Set tasks
1. In the C# code about point sets, which set name is added to the list stored under the key "Y"?
2. Continue the C# code about point sets from its last line onward.

Provided text
Dictionary<string, List<Point>> sets = new Dictionary<string, List<Point>>(); //All sets and the associated list of points
Dictionary<string, List<string>> setsDef = new Dictionary<string, List<string>>(); //Array indicating the type of information stored in each set (X or Y)
List<Point> temp0 = new List<Point>();
temp0.Add(new Point(0, 0));
temp0.Add(new Point(0, 1));
sets.Add("Set1", temp0);
List<String> tempX = new List<string>();
tempX.Add("Set1");
temp0 = new List<Point>();
temp0.Add(new Point(0, 2));
temp0.Add(new Point(1, 2));
sets.Add("Set2", temp0);
List<String> tempY = new List<string>();
tempY.Add("Set2");
setsDef.Add("X", tempX);
setsDef.Add("Y", tempY);
//-------- TEST
//I have a new Y value which is 2,2
Point targetPoint = new Point(2, 2);
string targetSet = "Y";
//I go through all the Y sets
List<string> targetSets = setsDef[targetSet];
bool alreadyThere = false;
Point candidatePoint;
string foundSet = "";
foreach (string set in targetSets) //Going through all the set names stored in setsDef for targetSet
{
List<Point> curPoints = sets[set];
foreach (Point point in curPoints) //Going through all the points in the given set
{
if (point == targetPoint)

Data block
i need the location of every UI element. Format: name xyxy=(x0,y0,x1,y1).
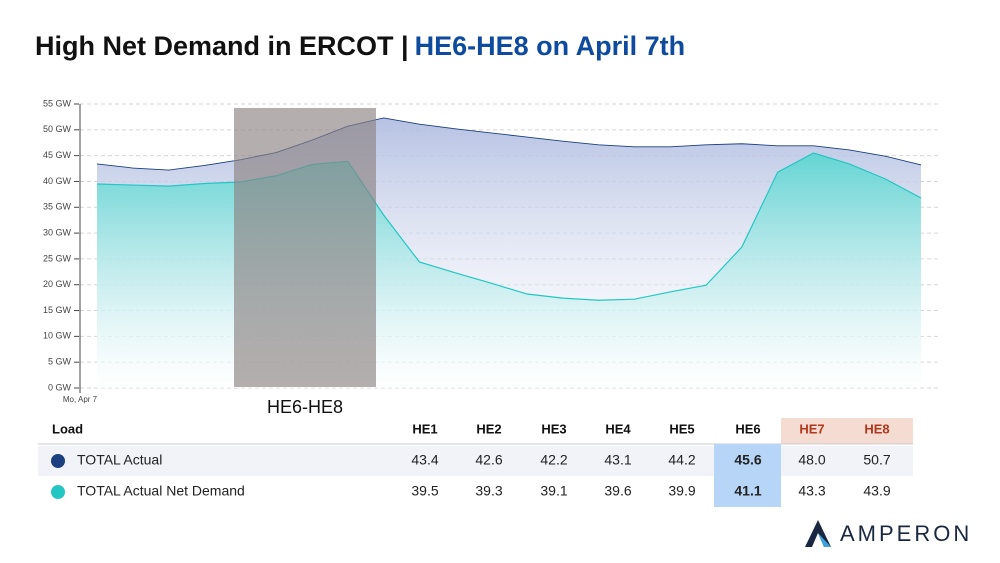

Solved problems
1. "Set2"

2.
{
//Already-stored point and thus the analysis will be stopped
alreadyThere = true;
break;
}
else if (isSurroundingPoint(point, targetPoint))
{
//A close point was found and thus the set where the targetPoint has to be stored
candidatePoint = point;
foundSet = set;
break;
}
}
if (alreadyThere || foundSet != "")
{
break;
}
}
if (!alreadyThere)
{
if (foundSet != "")
{
//Point added to an existing set
List<Point> curPoints = sets[foundSet];
curPoints.Add(targetPoint);
sets[foundSet] = curPoints;
}
else
{
//A new set has to be created
string newName = "New Set";
temp0 = new List<Point>();
temp0.Add(targetPoint);
sets.Add(newName, temp0);
targetSets.Add(newName);
setsDef[targetSet] = targetSets;
}
}
Where isSurroundingPoint is a function checking whether both points are close one to the other:
private bool isSurroundingPoint(Point point1, Point point2)
{
bool isSurrounding = false;
if (point1.X == point2.X || point1.X == point2.X + 1 || point1.X == point2.X - 1)
{
if (point1.Y == point2.Y || point1.Y == point2.Y + 1 || point1.Y == point2.Y - 1)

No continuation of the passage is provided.